::: Record list

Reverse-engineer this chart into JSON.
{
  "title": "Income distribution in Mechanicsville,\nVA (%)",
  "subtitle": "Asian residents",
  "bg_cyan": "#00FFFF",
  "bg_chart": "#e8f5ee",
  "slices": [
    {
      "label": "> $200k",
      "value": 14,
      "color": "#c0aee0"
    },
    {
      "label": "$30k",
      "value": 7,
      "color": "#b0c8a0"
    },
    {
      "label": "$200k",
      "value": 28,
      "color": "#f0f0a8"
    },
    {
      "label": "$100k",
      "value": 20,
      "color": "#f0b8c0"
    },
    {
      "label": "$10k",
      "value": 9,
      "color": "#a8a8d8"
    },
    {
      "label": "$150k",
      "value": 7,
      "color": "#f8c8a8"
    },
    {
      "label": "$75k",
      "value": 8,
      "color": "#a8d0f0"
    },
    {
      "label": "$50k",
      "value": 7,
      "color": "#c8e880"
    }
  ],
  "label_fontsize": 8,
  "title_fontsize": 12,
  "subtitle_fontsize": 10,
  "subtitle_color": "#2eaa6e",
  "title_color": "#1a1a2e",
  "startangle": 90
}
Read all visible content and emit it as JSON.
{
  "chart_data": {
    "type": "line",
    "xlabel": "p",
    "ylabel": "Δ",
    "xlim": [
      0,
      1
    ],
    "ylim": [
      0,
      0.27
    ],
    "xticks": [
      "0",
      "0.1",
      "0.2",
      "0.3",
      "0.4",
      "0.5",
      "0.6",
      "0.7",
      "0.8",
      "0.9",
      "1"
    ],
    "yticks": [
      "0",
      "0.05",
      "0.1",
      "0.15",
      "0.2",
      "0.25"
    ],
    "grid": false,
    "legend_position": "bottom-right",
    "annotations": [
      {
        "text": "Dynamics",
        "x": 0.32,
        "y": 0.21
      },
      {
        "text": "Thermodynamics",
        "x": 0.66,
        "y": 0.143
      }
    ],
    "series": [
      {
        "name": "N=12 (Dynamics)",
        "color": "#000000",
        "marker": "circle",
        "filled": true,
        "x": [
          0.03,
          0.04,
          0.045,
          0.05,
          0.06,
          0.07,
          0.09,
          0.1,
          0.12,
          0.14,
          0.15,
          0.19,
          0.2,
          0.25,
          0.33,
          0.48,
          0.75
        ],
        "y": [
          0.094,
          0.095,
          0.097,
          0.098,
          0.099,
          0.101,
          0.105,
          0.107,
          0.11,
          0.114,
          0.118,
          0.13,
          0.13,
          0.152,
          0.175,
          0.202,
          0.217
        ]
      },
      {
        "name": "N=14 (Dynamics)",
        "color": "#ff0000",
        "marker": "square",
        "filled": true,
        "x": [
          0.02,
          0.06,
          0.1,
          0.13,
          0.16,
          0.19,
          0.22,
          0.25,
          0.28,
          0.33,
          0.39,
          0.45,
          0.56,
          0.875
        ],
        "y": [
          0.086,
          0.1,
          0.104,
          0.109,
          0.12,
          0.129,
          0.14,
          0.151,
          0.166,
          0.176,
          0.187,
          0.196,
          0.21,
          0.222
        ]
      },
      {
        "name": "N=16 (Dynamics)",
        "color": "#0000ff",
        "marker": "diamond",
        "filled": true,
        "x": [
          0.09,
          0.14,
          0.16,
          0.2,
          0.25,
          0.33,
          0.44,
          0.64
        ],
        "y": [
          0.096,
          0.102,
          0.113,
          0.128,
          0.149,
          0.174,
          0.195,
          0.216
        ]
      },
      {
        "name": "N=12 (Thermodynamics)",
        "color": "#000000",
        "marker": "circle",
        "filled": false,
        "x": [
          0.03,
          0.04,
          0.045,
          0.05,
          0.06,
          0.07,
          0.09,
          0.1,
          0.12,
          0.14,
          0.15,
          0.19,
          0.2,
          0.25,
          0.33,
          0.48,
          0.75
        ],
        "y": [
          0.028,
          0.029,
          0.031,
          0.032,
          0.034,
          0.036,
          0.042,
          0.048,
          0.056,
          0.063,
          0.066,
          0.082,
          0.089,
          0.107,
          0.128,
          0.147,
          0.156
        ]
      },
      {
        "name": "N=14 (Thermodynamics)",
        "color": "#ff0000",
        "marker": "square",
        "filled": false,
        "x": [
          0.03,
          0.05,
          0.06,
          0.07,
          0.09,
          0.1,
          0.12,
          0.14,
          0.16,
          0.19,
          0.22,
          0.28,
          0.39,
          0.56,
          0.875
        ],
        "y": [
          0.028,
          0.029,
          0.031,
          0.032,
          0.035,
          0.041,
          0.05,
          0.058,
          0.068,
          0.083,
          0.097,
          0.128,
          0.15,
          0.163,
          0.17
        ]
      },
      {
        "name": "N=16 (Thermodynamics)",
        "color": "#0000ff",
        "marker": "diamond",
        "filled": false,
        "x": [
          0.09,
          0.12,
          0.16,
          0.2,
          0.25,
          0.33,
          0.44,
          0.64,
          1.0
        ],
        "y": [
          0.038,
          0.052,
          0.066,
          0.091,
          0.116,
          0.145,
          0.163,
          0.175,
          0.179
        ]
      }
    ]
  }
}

::::::

» Problem to solve: In the records above, find each line that holds the word "name"; copy all such lines.

» Answer to the problem:
        "name": "N=12 (Dynamics)",
        "name": "N=14 (Dynamics)",
        "name": "N=16 (Dynamics)",
        "name": "N=12 (Thermodynamics)",
        "name": "N=14 (Thermodynamics)",
        "name": "N=16 (Thermodynamics)",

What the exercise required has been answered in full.